Dataset items
start
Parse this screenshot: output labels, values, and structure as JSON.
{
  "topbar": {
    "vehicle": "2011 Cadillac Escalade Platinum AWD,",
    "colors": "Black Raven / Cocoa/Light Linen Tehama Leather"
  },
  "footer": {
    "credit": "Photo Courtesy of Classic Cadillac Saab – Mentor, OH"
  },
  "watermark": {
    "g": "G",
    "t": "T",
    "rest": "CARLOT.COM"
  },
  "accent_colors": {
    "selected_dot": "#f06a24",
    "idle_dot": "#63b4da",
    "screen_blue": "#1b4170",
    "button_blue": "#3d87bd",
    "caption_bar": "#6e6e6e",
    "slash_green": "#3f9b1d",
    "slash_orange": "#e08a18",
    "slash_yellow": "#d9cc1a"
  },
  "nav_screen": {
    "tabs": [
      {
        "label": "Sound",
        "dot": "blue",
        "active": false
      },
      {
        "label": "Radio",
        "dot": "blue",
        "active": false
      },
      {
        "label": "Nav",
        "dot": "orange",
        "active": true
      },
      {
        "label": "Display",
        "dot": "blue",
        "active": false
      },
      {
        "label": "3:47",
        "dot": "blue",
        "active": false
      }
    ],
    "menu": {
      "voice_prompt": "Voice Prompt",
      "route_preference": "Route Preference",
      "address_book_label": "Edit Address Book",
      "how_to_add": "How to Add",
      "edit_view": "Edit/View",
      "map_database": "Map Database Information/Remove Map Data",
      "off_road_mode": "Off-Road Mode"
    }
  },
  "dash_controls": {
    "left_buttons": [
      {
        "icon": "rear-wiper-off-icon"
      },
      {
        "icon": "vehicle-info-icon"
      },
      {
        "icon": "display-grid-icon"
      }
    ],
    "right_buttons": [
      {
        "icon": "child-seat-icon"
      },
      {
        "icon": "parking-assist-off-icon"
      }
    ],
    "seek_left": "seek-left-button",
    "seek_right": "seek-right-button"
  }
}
end
start
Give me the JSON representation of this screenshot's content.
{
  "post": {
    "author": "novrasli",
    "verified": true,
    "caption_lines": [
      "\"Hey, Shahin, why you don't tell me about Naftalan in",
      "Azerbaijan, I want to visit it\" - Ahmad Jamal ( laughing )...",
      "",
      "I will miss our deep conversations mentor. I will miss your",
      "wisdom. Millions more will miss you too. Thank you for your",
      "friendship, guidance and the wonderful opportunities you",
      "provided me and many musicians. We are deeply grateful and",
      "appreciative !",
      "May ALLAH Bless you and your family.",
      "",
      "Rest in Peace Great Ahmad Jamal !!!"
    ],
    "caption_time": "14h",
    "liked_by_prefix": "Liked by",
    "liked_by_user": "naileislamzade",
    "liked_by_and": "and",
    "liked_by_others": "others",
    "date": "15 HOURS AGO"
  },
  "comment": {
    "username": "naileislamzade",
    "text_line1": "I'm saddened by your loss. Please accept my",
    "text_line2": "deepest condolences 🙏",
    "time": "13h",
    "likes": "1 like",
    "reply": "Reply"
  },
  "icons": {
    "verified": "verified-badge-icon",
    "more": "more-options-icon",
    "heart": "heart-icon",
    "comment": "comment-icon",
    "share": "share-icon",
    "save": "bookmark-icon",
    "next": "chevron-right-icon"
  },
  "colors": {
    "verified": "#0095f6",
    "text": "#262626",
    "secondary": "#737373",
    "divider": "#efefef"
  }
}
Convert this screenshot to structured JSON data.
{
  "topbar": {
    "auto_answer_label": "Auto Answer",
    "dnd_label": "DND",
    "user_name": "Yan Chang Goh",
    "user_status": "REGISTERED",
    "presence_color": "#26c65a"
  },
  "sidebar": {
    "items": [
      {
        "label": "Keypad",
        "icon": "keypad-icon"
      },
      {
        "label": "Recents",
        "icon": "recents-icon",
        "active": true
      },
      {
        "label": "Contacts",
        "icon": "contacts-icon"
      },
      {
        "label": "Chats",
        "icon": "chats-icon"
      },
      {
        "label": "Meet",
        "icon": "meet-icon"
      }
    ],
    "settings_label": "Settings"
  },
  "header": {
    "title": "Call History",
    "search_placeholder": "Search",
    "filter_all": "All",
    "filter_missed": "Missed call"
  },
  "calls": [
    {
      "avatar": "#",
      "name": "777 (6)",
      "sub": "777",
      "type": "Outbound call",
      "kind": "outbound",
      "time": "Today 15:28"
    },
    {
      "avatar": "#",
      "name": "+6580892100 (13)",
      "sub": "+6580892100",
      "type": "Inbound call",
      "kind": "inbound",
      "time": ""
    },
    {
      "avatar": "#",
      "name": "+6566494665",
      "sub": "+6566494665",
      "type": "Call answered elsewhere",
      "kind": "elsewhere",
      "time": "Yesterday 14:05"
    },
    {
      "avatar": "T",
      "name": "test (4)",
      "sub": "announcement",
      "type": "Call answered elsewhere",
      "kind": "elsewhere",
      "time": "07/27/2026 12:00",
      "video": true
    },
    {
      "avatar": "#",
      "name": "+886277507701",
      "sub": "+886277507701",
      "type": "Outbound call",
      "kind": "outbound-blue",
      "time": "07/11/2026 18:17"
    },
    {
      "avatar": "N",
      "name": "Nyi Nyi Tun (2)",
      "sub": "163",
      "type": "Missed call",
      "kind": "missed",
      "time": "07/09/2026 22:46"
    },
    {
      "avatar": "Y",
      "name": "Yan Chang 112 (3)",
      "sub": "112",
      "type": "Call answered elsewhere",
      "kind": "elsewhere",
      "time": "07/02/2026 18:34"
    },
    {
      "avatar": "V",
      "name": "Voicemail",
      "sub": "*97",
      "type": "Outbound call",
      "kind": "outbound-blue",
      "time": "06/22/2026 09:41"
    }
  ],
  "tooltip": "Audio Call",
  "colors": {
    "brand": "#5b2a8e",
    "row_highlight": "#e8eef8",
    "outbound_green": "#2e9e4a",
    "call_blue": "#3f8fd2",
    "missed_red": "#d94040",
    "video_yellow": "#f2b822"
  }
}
end
What is the number of lines in the records that contain "true"? Give that number only.

4